• [Instructions to follow] Pull out every line with the word "oder".

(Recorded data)
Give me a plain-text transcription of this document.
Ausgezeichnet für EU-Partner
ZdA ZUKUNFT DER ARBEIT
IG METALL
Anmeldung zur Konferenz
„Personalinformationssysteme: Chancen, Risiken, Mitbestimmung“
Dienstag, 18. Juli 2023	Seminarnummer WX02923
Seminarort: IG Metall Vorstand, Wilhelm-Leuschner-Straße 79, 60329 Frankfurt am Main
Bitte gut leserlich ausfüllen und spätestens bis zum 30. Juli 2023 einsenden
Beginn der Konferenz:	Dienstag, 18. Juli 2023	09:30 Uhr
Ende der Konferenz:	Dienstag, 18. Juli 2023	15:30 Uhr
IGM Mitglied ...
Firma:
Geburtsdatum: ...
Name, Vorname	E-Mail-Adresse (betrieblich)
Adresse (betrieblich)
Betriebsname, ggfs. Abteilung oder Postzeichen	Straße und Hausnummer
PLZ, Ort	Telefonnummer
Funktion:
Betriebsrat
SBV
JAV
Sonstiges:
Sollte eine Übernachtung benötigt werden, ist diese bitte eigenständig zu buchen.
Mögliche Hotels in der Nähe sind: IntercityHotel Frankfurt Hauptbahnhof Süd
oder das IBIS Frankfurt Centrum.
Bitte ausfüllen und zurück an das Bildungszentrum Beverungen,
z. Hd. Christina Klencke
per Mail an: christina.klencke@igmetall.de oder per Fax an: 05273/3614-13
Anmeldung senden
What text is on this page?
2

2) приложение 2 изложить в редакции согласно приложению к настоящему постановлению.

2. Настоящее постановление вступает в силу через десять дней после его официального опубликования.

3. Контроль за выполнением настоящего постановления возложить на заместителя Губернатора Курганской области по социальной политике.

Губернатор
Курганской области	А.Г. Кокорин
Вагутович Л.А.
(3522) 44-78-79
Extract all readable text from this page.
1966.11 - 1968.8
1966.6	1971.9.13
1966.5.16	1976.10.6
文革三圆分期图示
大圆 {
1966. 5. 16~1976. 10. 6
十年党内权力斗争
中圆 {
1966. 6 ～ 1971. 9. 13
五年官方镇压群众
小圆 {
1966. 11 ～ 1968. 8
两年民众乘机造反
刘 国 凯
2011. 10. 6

• [Response below]
Betriebsname, ggfs. Abteilung oder Postzeichen	Straße und Hausnummer
oder das IBIS Frankfurt Centrum.
per Mail an: christina.klencke@igmetall.de oder per Fax an: 05273/3614-13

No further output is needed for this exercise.